> [Written exercise]
Tally the lines of the listing that contain the word "지원하는", then give the total and nothing else.

A run of records
+ + + +

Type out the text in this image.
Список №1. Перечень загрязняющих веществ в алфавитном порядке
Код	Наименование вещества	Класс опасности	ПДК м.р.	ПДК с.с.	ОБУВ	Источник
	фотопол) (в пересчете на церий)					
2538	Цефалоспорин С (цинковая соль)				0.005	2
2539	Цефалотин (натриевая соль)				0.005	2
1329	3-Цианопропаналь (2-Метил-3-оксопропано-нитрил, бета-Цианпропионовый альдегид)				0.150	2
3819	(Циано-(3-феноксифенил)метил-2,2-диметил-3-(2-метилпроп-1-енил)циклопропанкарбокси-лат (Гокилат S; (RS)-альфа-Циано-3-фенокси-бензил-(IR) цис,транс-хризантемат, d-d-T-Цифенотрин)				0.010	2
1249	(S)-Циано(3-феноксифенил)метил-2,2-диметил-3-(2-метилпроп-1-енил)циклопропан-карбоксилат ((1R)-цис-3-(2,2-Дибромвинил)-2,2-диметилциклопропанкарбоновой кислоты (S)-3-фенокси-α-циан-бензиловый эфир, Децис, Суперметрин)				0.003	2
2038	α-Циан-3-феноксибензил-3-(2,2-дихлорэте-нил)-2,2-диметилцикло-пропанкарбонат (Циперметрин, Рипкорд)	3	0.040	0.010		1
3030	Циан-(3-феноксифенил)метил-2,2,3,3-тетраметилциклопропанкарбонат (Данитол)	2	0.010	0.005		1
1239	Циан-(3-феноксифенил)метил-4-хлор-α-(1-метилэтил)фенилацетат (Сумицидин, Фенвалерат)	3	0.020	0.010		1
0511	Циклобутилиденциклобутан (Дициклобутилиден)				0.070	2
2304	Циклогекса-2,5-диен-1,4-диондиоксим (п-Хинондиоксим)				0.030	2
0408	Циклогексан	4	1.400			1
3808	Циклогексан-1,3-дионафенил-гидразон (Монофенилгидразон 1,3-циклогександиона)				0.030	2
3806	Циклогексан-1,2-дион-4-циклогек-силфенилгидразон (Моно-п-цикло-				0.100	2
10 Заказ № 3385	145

+ + + +

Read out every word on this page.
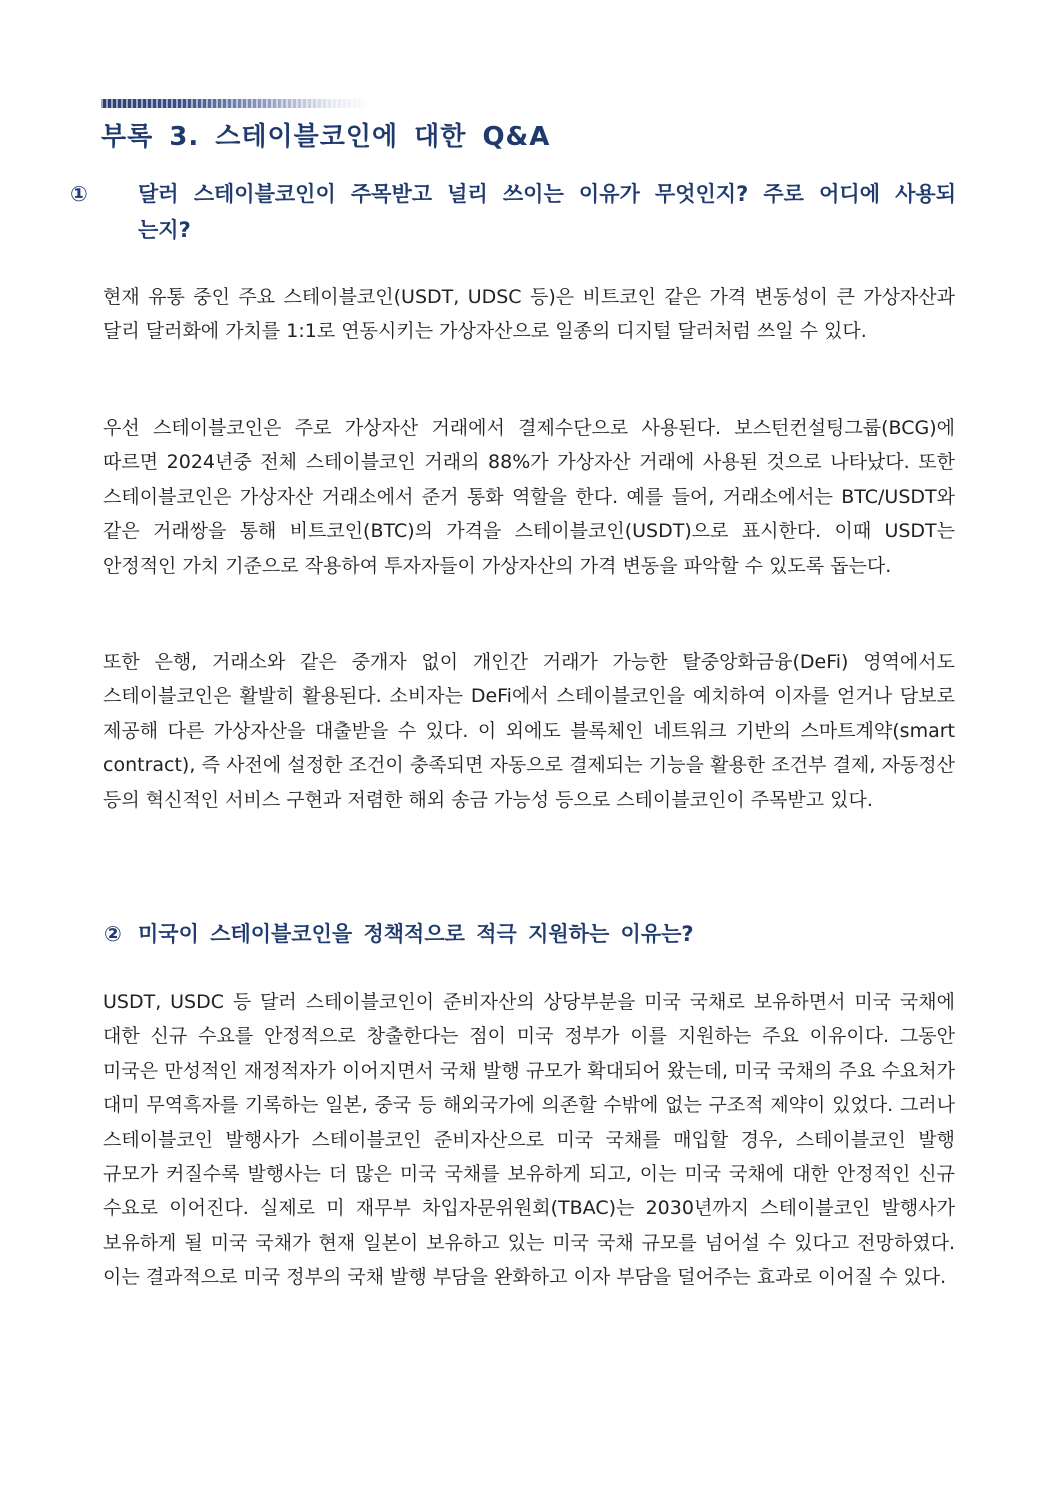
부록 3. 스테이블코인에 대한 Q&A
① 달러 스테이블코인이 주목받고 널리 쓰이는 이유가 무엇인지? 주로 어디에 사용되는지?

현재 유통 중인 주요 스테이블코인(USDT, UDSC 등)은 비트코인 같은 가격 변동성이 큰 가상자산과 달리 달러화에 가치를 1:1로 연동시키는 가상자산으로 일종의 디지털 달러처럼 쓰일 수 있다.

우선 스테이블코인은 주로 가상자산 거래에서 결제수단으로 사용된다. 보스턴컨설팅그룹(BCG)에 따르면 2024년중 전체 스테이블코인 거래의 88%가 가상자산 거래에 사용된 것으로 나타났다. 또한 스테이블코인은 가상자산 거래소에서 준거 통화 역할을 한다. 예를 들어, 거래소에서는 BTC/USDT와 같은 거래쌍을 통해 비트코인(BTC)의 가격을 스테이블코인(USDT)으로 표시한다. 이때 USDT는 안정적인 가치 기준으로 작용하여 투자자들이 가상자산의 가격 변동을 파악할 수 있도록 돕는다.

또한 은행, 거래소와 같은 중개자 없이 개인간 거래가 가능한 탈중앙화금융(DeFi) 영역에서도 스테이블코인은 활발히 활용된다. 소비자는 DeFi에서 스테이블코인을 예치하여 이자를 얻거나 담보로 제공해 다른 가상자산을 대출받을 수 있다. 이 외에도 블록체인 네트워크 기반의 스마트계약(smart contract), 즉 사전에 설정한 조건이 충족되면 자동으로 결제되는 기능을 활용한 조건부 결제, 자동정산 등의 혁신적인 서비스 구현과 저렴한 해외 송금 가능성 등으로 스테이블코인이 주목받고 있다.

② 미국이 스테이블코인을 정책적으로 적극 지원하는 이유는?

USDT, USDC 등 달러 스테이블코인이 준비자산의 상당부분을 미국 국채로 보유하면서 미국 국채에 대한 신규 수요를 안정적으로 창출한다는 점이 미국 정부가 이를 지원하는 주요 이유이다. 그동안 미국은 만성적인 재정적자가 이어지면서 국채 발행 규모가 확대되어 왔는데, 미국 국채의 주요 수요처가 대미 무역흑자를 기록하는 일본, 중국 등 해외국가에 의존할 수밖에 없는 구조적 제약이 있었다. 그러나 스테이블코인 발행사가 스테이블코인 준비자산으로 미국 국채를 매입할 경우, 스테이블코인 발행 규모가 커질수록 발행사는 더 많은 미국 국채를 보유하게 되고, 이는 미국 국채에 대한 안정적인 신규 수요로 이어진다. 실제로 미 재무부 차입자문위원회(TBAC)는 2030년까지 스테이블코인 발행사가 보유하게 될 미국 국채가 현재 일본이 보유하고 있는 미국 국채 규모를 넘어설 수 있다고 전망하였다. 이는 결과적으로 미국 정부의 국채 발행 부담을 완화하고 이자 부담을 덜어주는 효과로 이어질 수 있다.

+ + + +

> [Exercise answer]
2